With the pictures left out, copy the listing below exactly.

Records that describe figures:
— begin —

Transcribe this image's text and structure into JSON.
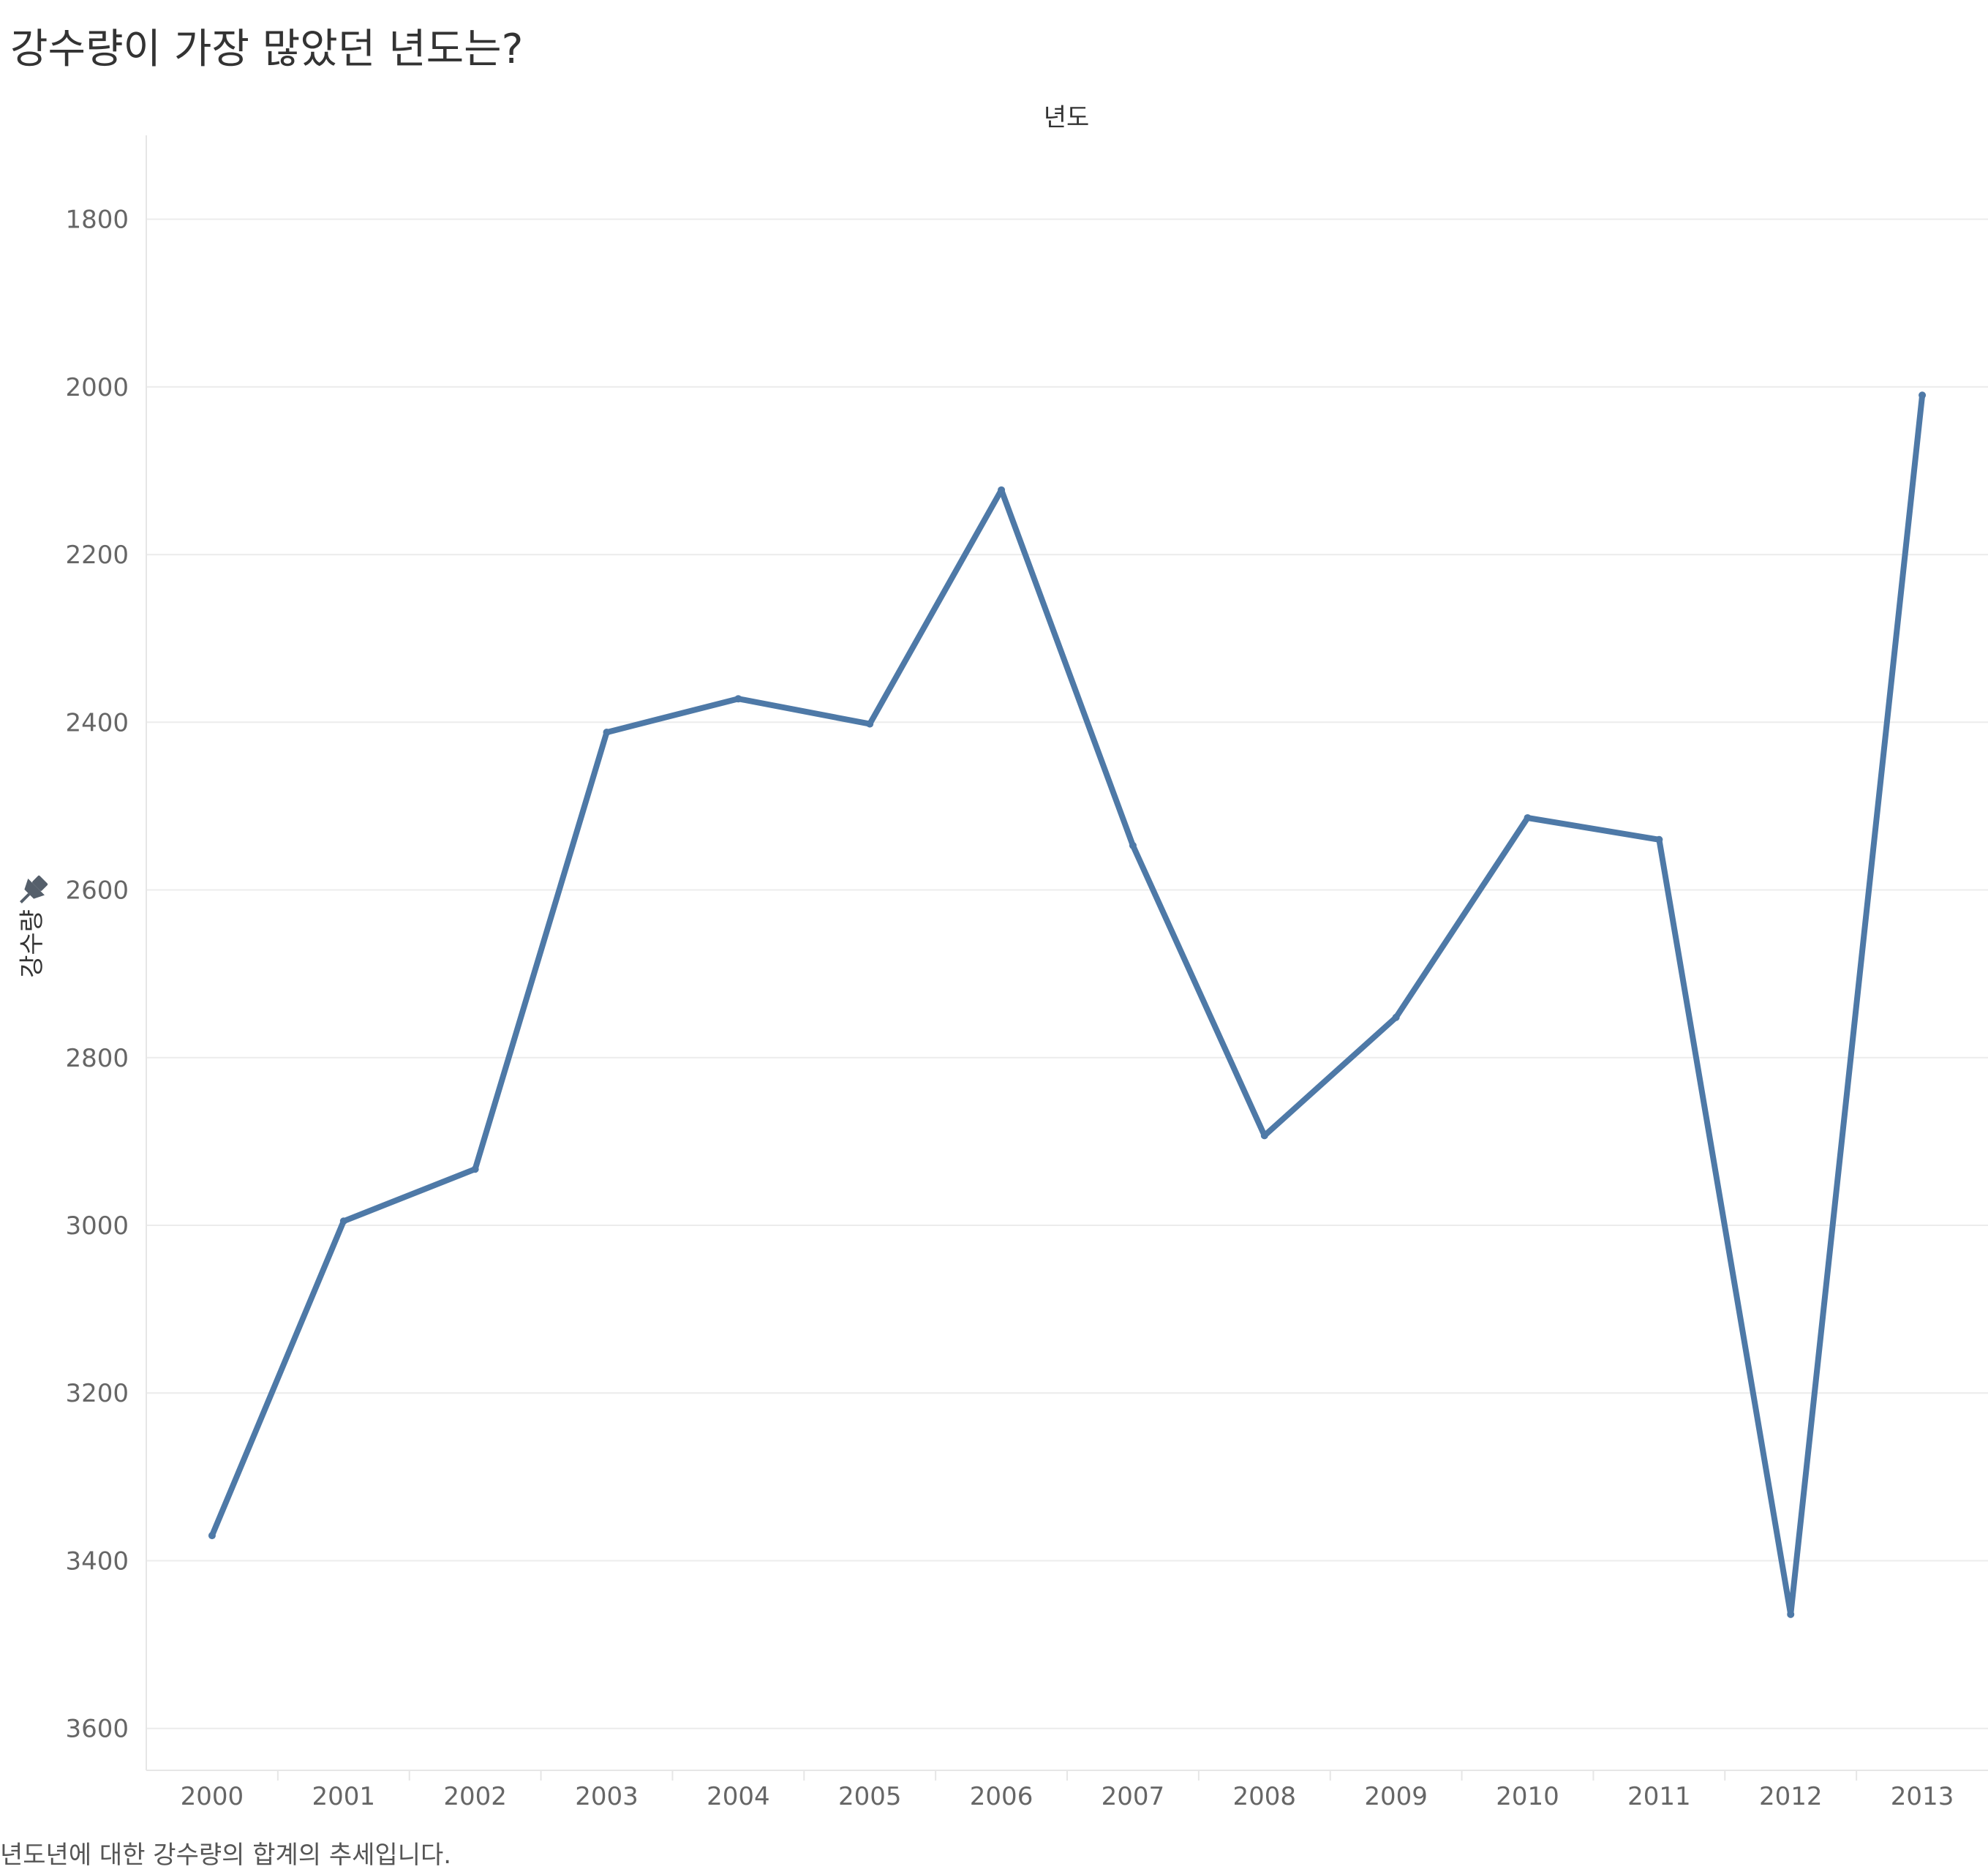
{
  "chart_data": {
    "type": "line",
    "title": "강수량이 가장 많았던 년도는?",
    "caption": "년도년에 대한 강수량의 합계의 추세입니다.",
    "xlabel": "년도",
    "ylabel": "강수량",
    "y_reversed": true,
    "ylim": [
      1700,
      3650
    ],
    "yticks": [
      1800,
      2000,
      2200,
      2400,
      2600,
      2800,
      3000,
      3200,
      3400,
      3600
    ],
    "grid": true,
    "legend": "none",
    "line_color": "#4e79a7",
    "categories": [
      "2000",
      "2001",
      "2002",
      "2003",
      "2004",
      "2005",
      "2006",
      "2007",
      "2008",
      "2009",
      "2010",
      "2011",
      "2012",
      "2013"
    ],
    "series": [
      {
        "values": [
          3370,
          2995,
          2933,
          2412,
          2372,
          2402,
          2123,
          2547,
          2893,
          2752,
          2514,
          2540,
          3464,
          2010
        ]
      }
    ]
  }
}
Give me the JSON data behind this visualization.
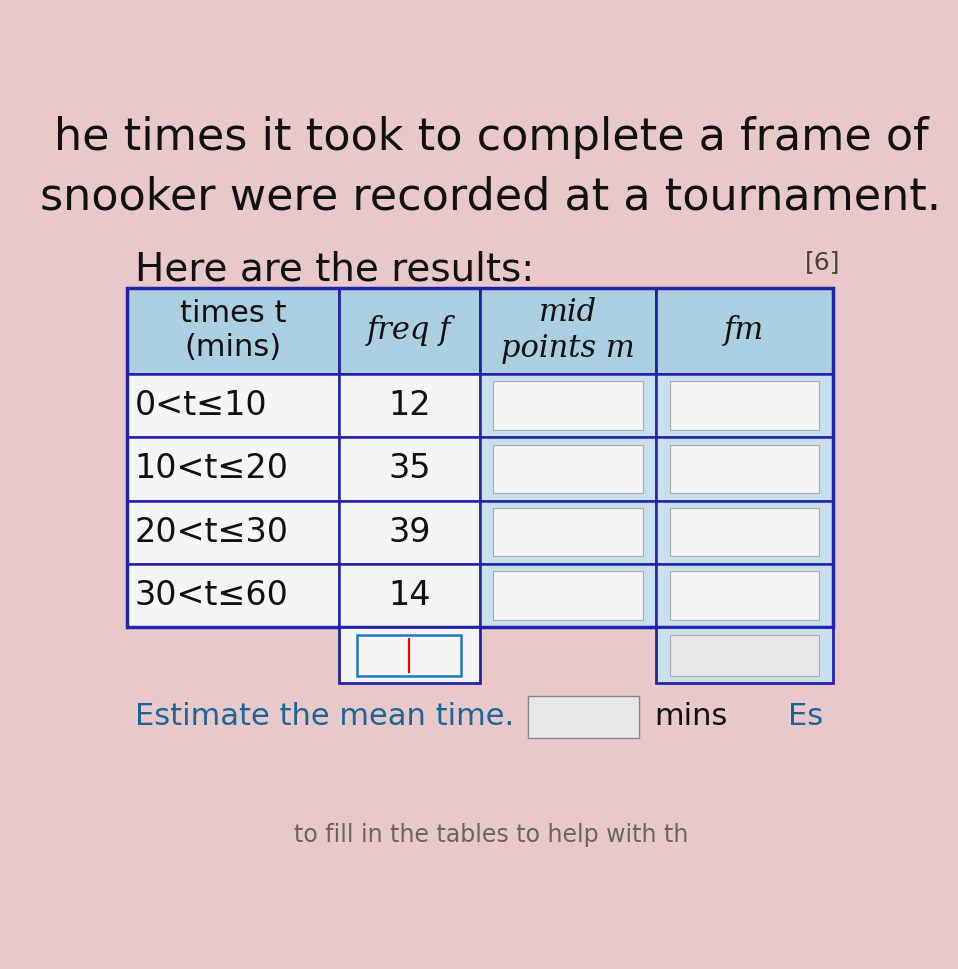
{
  "title_line1": "he times it took to complete a frame of",
  "title_line2": "snooker were recorded at a tournament.",
  "subtitle": "Here are the results:",
  "mark": "[6]",
  "footer_text": "Estimate the mean time.",
  "footer_unit": "mins",
  "footer_extra": "Es",
  "bg_color": "#e8c8c8",
  "header_bg": "#aacfe0",
  "cell_bg_white": "#f5f5f5",
  "cell_bg_light": "#c8e0ee",
  "inner_box_color": "#e8e8e8",
  "table_border": "#2222aa",
  "col_headers": [
    "times t\n(mins)",
    "freq f",
    "mid\npoints m",
    "fm"
  ],
  "col_headers_italic": [
    false,
    true,
    true,
    true
  ],
  "rows": [
    [
      "0<t≤10",
      "12"
    ],
    [
      "10<t≤20",
      "35"
    ],
    [
      "20<t≤30",
      "39"
    ],
    [
      "30<t≤60",
      "14"
    ]
  ],
  "title_fontsize": 32,
  "subtitle_fontsize": 28,
  "body_fontsize": 24,
  "header_fontsize": 22
}
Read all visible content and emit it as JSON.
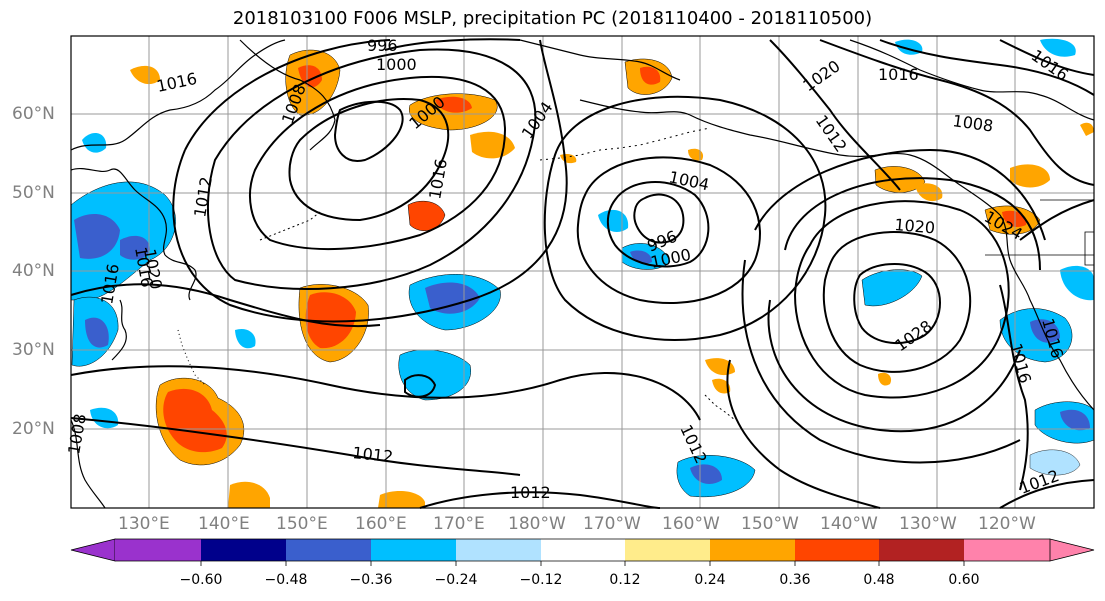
{
  "title": "2018103100 F006 MSLP, precipitation PC (2018110400 - 2018110500)",
  "map": {
    "lat_labels": [
      "60°N",
      "50°N",
      "40°N",
      "30°N",
      "20°N"
    ],
    "lon_labels": [
      "130°E",
      "140°E",
      "150°E",
      "160°E",
      "170°E",
      "180°W",
      "170°W",
      "160°W",
      "150°W",
      "140°W",
      "130°W",
      "120°W"
    ],
    "isobar_labels": [
      "996",
      "1000",
      "1016",
      "1008",
      "1000",
      "1004",
      "1020",
      "1016",
      "1016",
      "1012",
      "1008",
      "1012",
      "1016",
      "1020",
      "1004",
      "996",
      "1000",
      "1020",
      "1024",
      "1028",
      "1016",
      "1016",
      "1012",
      "1012",
      "1012",
      "1012",
      "1016",
      "1008",
      "1016"
    ]
  },
  "colorbar": {
    "colors": [
      "#9a32cd",
      "#00008b",
      "#3a5fcd",
      "#00bfff",
      "#b0e2ff",
      "#ffffff",
      "#ffec8b",
      "#ffa500",
      "#ff4500",
      "#b22222",
      "#ff82ab"
    ],
    "tick_labels": [
      "−0.60",
      "−0.48",
      "−0.36",
      "−0.24",
      "−0.12",
      "0.12",
      "0.24",
      "0.36",
      "0.48",
      "0.60"
    ]
  }
}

— end —

Solution |
Transcribe this image's text and structure into JSON.
{
  "chart_data": {
    "type": "line",
    "title": "강수량이 가장 많았던 년도는?",
    "caption": "년도년에 대한 강수량의 합계의 추세입니다.",
    "xlabel": "년도",
    "ylabel": "강수량",
    "y_reversed": true,
    "ylim": [
      1700,
      3650
    ],
    "yticks": [
      1800,
      2000,
      2200,
      2400,
      2600,
      2800,
      3000,
      3200,
      3400,
      3600
    ],
    "grid": true,
    "legend": "none",
    "line_color": "#4e79a7",
    "categories": [
      "2000",
      "2001",
      "2002",
      "2003",
      "2004",
      "2005",
      "2006",
      "2007",
      "2008",
      "2009",
      "2010",
      "2011",
      "2012",
      "2013"
    ],
    "series": [
      {
        "values": [
          3370,
          2995,
          2933,
          2412,
          2372,
          2402,
          2123,
          2547,
          2893,
          2752,
          2514,
          2540,
          3464,
          2010
        ]
      }
    ]
  }
}
Give me the JSON data behind this visualization.
{
  "title_line1": "he times it took to complete a frame of",
  "title_line2": "snooker were recorded at a tournament.",
  "subtitle": "Here are the results:",
  "mark": "[6]",
  "footer_text": "Estimate the mean time.",
  "footer_unit": "mins",
  "footer_extra": "Es",
  "bg_color": "#e8c8c8",
  "header_bg": "#aacfe0",
  "cell_bg_white": "#f5f5f5",
  "cell_bg_light": "#c8e0ee",
  "inner_box_color": "#e8e8e8",
  "table_border": "#2222aa",
  "col_headers": [
    "times t\n(mins)",
    "freq f",
    "mid\npoints m",
    "fm"
  ],
  "col_headers_italic": [
    false,
    true,
    true,
    true
  ],
  "rows": [
    [
      "0<t≤10",
      "12"
    ],
    [
      "10<t≤20",
      "35"
    ],
    [
      "20<t≤30",
      "39"
    ],
    [
      "30<t≤60",
      "14"
    ]
  ],
  "title_fontsize": 32,
  "subtitle_fontsize": 28,
  "body_fontsize": 24,
  "header_fontsize": 22
}
Read all visible content and emit it as JSON.
{
  "title": "2018103100 F006 MSLP, precipitation PC (2018110400 - 2018110500)",
  "map": {
    "lat_labels": [
      "60°N",
      "50°N",
      "40°N",
      "30°N",
      "20°N"
    ],
    "lon_labels": [
      "130°E",
      "140°E",
      "150°E",
      "160°E",
      "170°E",
      "180°W",
      "170°W",
      "160°W",
      "150°W",
      "140°W",
      "130°W",
      "120°W"
    ],
    "isobar_labels": [
      "996",
      "1000",
      "1016",
      "1008",
      "1000",
      "1004",
      "1020",
      "1016",
      "1016",
      "1012",
      "1008",
      "1012",
      "1016",
      "1020",
      "1004",
      "996",
      "1000",
      "1020",
      "1024",
      "1028",
      "1016",
      "1016",
      "1012",
      "1012",
      "1012",
      "1012",
      "1016",
      "1008",
      "1016"
    ]
  },
  "colorbar": {
    "colors": [
      "#9a32cd",
      "#00008b",
      "#3a5fcd",
      "#00bfff",
      "#b0e2ff",
      "#ffffff",
      "#ffec8b",
      "#ffa500",
      "#ff4500",
      "#b22222",
      "#ff82ab"
    ],
    "tick_labels": [
      "−0.60",
      "−0.48",
      "−0.36",
      "−0.24",
      "−0.12",
      "0.12",
      "0.24",
      "0.36",
      "0.48",
      "0.60"
    ]
  }
}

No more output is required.